▶ **Datos proporcionados**:

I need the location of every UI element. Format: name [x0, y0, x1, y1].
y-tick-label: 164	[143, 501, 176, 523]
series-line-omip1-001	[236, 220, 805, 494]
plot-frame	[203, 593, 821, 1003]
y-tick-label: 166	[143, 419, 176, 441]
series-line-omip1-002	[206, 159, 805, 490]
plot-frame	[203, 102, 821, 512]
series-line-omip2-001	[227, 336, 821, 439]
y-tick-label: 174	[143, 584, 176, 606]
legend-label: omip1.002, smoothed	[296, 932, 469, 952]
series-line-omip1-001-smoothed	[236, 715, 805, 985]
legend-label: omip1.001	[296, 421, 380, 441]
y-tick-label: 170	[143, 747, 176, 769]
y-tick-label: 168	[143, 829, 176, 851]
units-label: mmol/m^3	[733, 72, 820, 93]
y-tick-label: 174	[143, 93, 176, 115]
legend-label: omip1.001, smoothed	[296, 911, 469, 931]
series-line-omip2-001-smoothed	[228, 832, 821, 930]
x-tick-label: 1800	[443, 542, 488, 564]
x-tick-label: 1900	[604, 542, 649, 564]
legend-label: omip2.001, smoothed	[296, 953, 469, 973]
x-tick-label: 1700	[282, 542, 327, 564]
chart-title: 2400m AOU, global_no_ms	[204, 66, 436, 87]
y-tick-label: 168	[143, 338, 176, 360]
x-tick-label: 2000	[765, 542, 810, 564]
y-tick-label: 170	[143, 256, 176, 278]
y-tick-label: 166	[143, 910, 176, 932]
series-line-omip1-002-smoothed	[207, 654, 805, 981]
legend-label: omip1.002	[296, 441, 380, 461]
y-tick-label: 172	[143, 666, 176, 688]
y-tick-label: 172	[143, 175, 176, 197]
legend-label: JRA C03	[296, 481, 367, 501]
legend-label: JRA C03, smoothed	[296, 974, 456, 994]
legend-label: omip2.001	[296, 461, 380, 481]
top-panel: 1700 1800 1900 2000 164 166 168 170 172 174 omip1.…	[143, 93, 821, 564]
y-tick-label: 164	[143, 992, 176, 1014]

▶ **Ejercicio**:
Devuelve todas las líneas anteriores sin alterar ningún carácter.

▶ **Ejercicio resuelto**:
I need the location of every UI element. Format: name [x0, y0, x1, y1].
y-tick-label: 164	[143, 501, 176, 523]
series-line-omip1-001	[236, 220, 805, 494]
plot-frame	[203, 593, 821, 1003]
y-tick-label: 166	[143, 419, 176, 441]
series-line-omip1-002	[206, 159, 805, 490]
plot-frame	[203, 102, 821, 512]
series-line-omip2-001	[227, 336, 821, 439]
y-tick-label: 174	[143, 584, 176, 606]
legend-label: omip1.002, smoothed	[296, 932, 469, 952]
series-line-omip1-001-smoothed	[236, 715, 805, 985]
legend-label: omip1.001	[296, 421, 380, 441]
y-tick-label: 170	[143, 747, 176, 769]
y-tick-label: 168	[143, 829, 176, 851]
units-label: mmol/m^3	[733, 72, 820, 93]
y-tick-label: 174	[143, 93, 176, 115]
legend-label: omip1.001, smoothed	[296, 911, 469, 931]
series-line-omip2-001-smoothed	[228, 832, 821, 930]
x-tick-label: 1800	[443, 542, 488, 564]
x-tick-label: 1900	[604, 542, 649, 564]
legend-label: omip2.001, smoothed	[296, 953, 469, 973]
x-tick-label: 1700	[282, 542, 327, 564]
chart-title: 2400m AOU, global_no_ms	[204, 66, 436, 87]
y-tick-label: 168	[143, 338, 176, 360]
x-tick-label: 2000	[765, 542, 810, 564]
y-tick-label: 170	[143, 256, 176, 278]
y-tick-label: 166	[143, 910, 176, 932]
series-line-omip1-002-smoothed	[207, 654, 805, 981]
legend-label: omip1.002	[296, 441, 380, 461]
y-tick-label: 172	[143, 666, 176, 688]
y-tick-label: 172	[143, 175, 176, 197]
legend-label: JRA C03	[296, 481, 367, 501]
legend-label: JRA C03, smoothed	[296, 974, 456, 994]
legend-label: omip2.001	[296, 461, 380, 481]
top-panel: 1700 1800 1900 2000 164 166 168 170 172 174 omip1.…	[143, 93, 821, 564]
y-tick-label: 164	[143, 992, 176, 1014]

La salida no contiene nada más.